[A run of records]
----------------------------------------
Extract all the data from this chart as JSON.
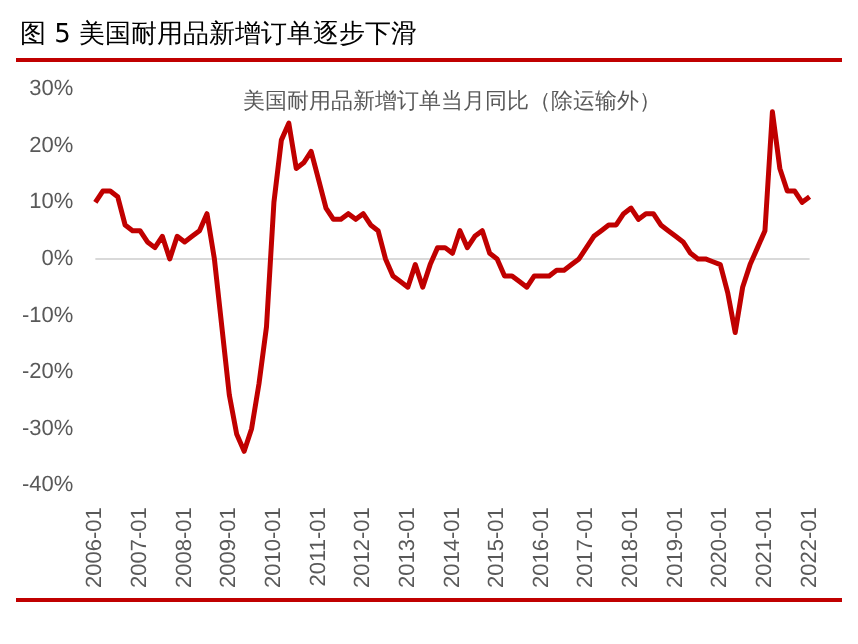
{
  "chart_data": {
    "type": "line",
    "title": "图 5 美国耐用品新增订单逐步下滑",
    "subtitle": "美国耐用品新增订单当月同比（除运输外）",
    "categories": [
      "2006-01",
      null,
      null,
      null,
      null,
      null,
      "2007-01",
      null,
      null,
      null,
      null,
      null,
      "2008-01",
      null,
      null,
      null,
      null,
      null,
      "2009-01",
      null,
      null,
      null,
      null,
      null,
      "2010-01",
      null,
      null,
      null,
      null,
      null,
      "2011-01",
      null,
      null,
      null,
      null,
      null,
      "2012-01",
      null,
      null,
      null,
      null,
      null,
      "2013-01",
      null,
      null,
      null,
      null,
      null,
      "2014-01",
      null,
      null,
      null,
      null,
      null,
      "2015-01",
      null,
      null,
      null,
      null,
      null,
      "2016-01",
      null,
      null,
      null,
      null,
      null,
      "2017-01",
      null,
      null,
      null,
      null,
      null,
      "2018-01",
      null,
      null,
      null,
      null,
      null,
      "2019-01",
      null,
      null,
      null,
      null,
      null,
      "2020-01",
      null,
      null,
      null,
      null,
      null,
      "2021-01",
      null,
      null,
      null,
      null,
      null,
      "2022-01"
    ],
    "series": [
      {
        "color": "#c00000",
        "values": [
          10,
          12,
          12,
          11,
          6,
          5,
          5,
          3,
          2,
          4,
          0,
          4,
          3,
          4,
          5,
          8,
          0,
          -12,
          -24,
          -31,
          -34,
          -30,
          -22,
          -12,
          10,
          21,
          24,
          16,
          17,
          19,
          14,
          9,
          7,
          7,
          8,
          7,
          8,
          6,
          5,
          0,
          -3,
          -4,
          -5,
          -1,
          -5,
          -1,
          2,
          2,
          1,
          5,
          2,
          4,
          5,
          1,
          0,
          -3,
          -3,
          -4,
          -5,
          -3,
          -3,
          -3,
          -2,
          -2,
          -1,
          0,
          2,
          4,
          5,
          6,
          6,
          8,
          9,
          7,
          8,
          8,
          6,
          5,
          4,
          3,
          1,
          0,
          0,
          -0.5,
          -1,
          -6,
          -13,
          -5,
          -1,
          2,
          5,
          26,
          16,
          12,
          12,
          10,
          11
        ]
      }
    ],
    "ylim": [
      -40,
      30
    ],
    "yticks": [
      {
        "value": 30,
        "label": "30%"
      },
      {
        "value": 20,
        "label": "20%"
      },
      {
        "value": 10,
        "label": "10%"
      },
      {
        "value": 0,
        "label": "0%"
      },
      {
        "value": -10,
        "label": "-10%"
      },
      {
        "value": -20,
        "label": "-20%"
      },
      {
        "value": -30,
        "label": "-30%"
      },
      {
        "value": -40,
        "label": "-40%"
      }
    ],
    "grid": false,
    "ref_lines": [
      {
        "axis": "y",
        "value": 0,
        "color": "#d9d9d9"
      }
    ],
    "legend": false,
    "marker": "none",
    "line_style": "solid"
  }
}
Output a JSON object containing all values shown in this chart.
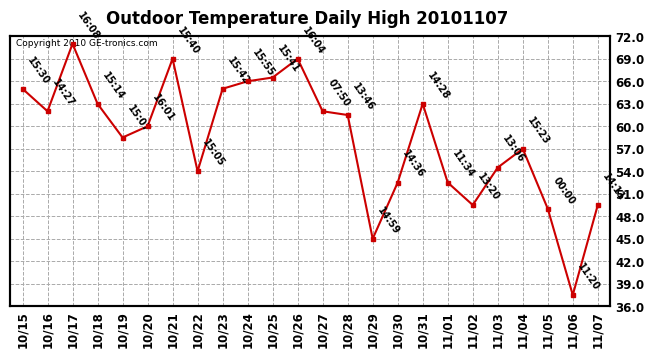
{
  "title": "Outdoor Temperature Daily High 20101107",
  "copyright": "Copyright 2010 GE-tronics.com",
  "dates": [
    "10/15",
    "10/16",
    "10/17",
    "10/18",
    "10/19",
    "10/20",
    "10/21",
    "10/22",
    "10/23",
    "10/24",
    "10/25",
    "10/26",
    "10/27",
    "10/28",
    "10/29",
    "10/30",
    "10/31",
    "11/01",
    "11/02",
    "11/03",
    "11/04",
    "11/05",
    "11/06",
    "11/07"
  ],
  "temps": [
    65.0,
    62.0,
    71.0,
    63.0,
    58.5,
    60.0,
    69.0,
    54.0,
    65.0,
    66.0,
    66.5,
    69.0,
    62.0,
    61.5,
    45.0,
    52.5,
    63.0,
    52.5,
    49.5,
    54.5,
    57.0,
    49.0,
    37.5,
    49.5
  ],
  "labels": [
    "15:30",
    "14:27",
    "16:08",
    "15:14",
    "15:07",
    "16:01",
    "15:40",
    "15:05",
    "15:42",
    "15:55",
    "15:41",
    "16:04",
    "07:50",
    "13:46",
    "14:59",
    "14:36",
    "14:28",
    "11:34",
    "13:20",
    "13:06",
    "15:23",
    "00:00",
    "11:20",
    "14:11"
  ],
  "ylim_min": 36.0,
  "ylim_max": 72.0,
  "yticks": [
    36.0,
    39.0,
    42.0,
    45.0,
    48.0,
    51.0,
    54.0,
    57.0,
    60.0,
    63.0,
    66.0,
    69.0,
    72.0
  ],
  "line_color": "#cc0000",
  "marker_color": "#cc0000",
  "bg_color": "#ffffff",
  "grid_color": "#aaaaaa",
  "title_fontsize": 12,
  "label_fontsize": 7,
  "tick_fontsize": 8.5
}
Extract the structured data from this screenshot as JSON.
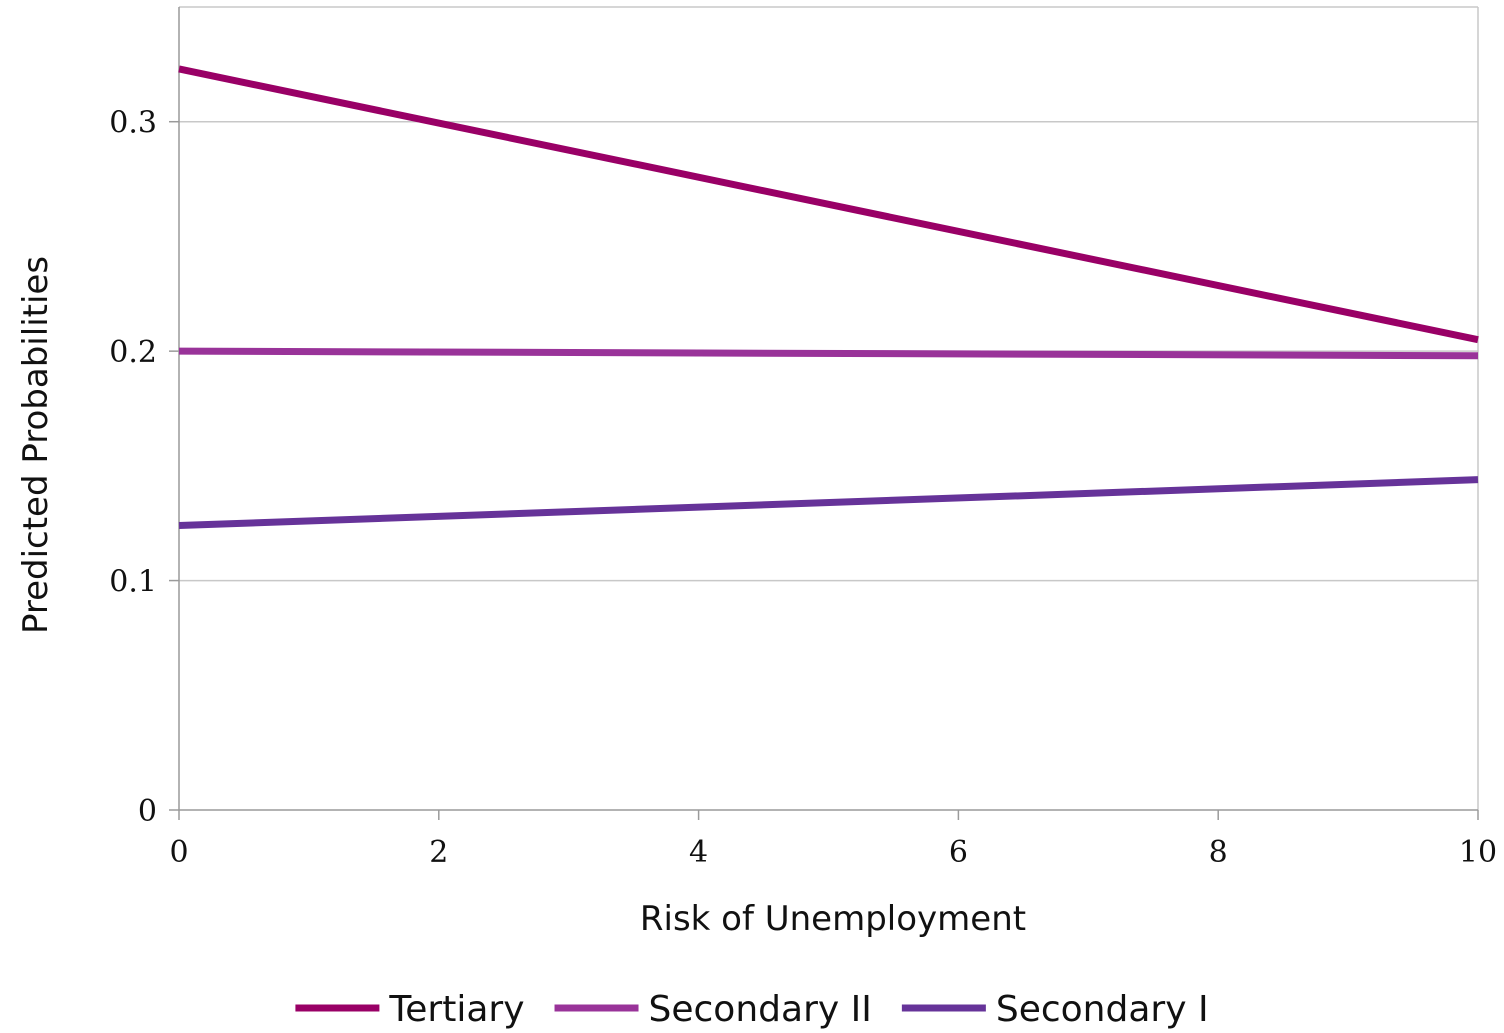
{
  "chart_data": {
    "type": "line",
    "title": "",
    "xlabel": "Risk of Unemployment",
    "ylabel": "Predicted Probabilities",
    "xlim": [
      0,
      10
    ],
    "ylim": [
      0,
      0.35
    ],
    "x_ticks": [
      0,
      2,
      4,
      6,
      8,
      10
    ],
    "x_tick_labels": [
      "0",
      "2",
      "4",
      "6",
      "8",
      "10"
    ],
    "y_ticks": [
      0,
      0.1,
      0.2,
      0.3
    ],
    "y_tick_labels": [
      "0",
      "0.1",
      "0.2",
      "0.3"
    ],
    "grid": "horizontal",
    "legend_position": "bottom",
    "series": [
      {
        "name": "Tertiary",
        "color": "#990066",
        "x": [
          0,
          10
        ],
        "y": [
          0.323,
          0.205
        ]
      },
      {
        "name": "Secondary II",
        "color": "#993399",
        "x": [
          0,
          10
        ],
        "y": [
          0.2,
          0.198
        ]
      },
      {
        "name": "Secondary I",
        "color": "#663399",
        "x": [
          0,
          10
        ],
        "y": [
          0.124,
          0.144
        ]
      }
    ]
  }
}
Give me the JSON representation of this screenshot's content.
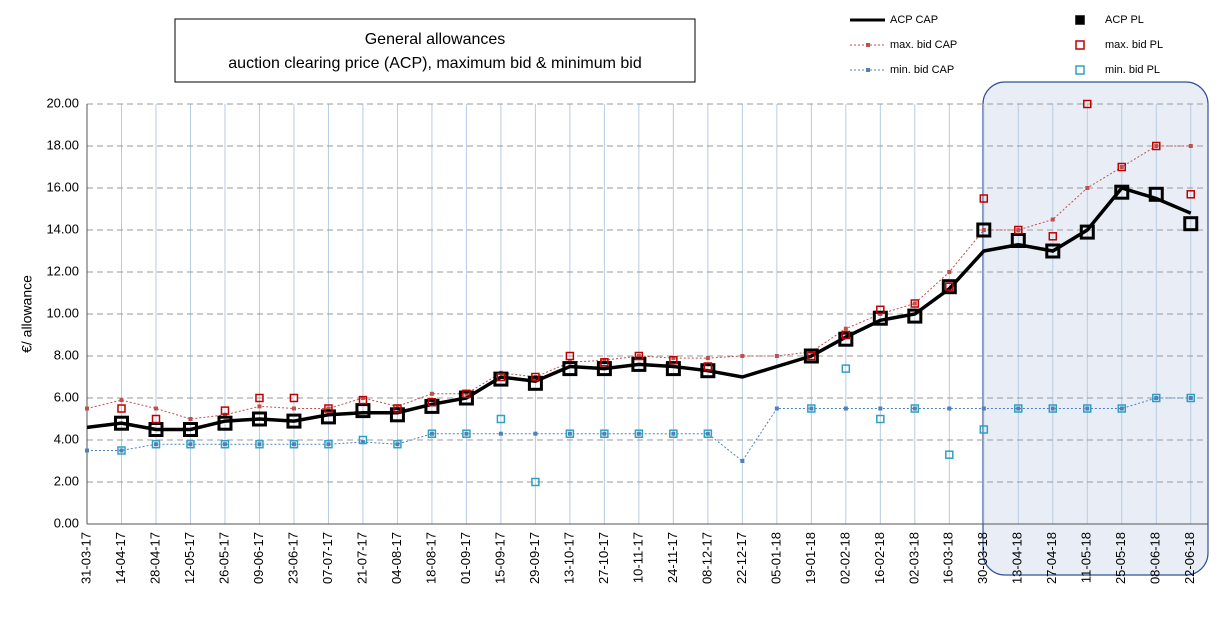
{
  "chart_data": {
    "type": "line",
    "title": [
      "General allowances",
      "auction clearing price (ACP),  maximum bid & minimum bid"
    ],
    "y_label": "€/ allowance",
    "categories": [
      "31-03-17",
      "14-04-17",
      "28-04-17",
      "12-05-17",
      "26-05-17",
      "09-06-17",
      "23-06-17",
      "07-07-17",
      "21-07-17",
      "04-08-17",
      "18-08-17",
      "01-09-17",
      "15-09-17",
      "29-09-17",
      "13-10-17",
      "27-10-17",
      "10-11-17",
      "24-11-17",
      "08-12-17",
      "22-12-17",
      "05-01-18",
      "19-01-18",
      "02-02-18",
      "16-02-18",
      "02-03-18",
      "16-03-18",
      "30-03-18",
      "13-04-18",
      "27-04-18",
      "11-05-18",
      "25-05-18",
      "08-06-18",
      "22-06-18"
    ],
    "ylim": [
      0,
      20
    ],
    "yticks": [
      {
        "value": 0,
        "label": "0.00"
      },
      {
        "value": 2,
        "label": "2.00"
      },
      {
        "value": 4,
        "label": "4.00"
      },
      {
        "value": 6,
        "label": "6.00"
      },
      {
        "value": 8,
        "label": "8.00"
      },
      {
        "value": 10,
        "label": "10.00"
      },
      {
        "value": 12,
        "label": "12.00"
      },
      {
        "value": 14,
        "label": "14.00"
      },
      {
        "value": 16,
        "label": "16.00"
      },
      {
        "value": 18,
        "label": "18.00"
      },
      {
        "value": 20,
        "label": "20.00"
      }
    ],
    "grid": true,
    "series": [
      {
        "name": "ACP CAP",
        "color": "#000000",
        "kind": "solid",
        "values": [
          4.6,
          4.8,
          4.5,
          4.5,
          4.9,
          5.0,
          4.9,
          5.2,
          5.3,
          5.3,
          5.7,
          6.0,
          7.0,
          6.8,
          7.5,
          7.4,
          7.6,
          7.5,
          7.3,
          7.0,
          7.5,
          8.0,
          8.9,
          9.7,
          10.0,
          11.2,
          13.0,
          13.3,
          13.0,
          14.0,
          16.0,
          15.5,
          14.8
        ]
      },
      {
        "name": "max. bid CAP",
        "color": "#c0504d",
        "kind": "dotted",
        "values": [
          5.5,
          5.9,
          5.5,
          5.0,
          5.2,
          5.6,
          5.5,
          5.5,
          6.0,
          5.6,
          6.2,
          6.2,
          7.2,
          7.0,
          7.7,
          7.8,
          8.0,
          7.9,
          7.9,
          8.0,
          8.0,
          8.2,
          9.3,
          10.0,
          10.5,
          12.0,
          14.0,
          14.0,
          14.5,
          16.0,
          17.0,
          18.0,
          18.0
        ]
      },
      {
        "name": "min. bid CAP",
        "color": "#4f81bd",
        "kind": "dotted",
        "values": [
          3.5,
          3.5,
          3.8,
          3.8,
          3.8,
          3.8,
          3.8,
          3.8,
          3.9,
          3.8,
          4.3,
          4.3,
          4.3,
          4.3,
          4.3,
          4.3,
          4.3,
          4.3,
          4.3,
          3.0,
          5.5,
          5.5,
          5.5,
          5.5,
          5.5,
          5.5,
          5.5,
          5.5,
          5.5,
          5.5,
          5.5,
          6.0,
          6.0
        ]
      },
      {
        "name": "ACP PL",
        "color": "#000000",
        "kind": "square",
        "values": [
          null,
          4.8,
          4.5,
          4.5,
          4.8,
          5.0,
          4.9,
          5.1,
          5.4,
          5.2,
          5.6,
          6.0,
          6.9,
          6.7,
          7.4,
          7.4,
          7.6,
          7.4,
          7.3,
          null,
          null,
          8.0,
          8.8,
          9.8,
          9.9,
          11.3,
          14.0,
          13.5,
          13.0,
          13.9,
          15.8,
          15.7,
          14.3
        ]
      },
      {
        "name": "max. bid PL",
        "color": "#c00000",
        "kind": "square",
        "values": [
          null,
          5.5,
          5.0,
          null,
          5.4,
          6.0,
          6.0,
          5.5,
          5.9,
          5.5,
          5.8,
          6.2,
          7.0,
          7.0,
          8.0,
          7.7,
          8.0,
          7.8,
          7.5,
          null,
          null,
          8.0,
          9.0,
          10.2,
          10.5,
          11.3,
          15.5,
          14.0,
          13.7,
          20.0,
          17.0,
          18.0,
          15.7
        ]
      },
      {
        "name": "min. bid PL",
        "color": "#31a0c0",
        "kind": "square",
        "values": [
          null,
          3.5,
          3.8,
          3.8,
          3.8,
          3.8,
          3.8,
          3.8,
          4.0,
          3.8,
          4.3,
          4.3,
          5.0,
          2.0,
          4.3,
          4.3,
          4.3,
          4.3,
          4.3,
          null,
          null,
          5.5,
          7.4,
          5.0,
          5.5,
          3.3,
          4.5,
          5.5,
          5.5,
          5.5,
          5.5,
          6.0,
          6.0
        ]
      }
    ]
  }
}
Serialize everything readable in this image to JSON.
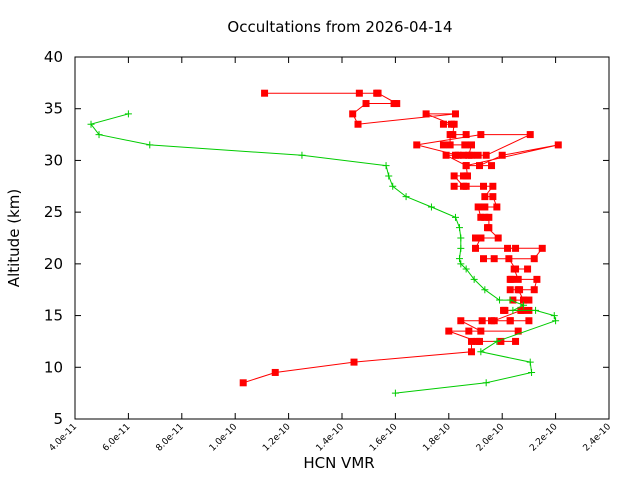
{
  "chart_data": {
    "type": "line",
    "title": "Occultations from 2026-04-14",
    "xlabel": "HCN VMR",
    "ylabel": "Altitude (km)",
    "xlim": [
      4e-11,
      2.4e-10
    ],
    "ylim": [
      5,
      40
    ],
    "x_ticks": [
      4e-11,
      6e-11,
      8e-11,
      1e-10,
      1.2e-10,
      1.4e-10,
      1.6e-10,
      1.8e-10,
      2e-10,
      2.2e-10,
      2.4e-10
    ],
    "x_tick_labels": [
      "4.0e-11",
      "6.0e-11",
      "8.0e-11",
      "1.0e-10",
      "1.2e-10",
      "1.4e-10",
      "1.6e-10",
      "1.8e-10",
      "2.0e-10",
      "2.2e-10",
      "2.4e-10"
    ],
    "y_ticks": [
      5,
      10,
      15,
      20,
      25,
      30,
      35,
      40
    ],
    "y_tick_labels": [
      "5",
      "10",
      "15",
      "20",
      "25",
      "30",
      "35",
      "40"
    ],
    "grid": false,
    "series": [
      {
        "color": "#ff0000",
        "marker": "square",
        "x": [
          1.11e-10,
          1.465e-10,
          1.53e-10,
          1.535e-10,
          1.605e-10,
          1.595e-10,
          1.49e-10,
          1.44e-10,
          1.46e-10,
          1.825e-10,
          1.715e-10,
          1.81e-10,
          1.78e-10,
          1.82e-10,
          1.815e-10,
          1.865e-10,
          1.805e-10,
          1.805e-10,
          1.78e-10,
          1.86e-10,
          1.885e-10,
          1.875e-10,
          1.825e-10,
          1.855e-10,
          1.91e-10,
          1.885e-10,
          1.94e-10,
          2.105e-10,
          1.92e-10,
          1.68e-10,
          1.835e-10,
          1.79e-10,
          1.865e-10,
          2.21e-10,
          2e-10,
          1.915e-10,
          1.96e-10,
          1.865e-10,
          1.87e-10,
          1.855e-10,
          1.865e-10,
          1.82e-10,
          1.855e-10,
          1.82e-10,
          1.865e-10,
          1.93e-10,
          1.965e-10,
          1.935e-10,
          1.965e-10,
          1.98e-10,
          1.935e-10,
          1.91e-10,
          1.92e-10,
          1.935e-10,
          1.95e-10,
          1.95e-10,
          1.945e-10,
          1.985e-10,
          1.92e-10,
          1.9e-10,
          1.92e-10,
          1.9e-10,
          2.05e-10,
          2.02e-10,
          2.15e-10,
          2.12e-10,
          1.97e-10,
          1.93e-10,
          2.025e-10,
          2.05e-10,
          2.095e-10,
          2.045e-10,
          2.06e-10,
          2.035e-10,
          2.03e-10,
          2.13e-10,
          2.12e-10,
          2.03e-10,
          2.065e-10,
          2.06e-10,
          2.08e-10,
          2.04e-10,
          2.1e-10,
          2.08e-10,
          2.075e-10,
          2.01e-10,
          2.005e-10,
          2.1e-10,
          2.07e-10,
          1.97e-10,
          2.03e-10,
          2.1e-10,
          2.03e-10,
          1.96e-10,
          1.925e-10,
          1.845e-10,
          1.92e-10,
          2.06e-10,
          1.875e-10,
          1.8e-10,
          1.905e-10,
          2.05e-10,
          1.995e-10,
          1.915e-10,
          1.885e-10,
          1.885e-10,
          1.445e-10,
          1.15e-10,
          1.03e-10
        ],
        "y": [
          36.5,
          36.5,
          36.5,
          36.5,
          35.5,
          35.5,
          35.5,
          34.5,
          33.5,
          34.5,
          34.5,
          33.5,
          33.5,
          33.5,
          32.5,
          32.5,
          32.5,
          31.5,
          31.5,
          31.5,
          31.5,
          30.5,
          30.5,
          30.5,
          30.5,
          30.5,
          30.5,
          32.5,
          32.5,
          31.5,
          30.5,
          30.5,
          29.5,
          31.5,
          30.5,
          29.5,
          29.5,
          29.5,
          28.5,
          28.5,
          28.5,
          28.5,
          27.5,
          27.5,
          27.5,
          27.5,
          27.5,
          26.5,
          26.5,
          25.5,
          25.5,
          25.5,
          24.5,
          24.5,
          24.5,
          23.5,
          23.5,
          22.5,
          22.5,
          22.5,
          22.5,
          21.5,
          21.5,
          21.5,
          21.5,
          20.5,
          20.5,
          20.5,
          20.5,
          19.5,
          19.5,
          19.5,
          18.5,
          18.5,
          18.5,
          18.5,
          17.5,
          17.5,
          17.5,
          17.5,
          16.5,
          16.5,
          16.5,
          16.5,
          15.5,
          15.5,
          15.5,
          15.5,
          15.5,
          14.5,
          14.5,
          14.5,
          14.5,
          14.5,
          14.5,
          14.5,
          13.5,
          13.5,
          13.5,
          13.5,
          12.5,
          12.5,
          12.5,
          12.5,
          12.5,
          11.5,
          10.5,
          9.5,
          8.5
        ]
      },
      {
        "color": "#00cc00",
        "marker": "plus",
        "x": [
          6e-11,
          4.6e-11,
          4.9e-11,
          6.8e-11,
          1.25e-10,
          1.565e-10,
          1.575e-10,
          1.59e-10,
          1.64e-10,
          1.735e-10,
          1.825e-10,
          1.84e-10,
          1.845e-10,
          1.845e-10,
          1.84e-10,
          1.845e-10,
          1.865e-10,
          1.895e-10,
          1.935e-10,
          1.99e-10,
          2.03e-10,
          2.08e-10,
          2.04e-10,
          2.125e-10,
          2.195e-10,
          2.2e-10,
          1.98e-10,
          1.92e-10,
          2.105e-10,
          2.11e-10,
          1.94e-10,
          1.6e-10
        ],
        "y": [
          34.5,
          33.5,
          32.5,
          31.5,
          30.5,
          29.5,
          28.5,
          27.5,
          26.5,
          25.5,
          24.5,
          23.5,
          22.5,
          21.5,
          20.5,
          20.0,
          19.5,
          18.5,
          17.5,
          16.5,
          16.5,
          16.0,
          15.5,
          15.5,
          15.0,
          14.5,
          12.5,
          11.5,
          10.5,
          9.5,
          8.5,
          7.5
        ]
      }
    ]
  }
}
----------------------------------------
**TASK TO CARRY OUT:** Each line that has the word "ylabel" should be copied.

**SOLVED PROBLEM:**
    "ylabel": "Predicted Probabilities",
    "ylabel": "Altitude (km)",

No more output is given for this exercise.